_REQUIREMENT_. Of all the lines in the records, how many hold the word "this"? Answer with the number only.

_MATERIAL PROVIDED_.
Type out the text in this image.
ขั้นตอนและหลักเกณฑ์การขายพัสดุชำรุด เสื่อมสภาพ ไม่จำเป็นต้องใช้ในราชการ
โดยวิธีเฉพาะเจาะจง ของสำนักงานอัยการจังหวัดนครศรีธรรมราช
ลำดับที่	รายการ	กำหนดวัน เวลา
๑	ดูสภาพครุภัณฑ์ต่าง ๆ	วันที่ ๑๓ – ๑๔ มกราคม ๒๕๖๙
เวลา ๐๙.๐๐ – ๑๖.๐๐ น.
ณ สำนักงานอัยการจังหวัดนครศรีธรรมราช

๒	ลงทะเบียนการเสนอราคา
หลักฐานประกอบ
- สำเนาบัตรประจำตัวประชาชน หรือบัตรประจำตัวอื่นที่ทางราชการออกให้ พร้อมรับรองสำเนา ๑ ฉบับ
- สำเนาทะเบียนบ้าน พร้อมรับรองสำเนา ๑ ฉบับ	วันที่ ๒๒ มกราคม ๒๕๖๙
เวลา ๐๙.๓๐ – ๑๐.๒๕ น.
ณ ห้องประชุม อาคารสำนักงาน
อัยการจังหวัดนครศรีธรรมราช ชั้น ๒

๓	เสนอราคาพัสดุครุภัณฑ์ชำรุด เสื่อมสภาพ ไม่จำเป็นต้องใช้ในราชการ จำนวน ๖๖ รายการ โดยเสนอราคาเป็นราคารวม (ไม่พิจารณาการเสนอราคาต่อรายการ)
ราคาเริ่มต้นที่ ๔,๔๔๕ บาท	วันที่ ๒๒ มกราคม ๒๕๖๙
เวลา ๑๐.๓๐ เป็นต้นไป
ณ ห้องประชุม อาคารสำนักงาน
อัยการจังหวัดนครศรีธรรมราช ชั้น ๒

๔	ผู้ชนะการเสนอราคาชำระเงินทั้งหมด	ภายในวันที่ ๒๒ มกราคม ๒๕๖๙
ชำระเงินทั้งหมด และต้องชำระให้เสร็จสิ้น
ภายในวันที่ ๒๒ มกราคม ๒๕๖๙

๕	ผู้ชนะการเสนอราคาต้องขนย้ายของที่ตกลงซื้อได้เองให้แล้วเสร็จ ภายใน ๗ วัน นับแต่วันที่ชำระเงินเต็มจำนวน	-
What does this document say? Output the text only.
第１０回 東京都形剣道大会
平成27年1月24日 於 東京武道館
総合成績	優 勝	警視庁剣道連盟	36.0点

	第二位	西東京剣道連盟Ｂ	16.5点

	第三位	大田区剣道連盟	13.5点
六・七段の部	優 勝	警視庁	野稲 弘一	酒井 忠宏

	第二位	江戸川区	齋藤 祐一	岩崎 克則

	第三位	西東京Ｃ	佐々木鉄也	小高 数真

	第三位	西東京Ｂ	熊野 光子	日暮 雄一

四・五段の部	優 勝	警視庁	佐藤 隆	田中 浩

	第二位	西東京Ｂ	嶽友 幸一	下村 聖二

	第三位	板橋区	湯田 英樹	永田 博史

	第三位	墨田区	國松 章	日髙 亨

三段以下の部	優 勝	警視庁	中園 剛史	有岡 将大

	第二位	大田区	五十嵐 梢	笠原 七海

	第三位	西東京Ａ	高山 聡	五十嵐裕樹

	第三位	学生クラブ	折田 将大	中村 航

_EXPECTED ANSWER_. 2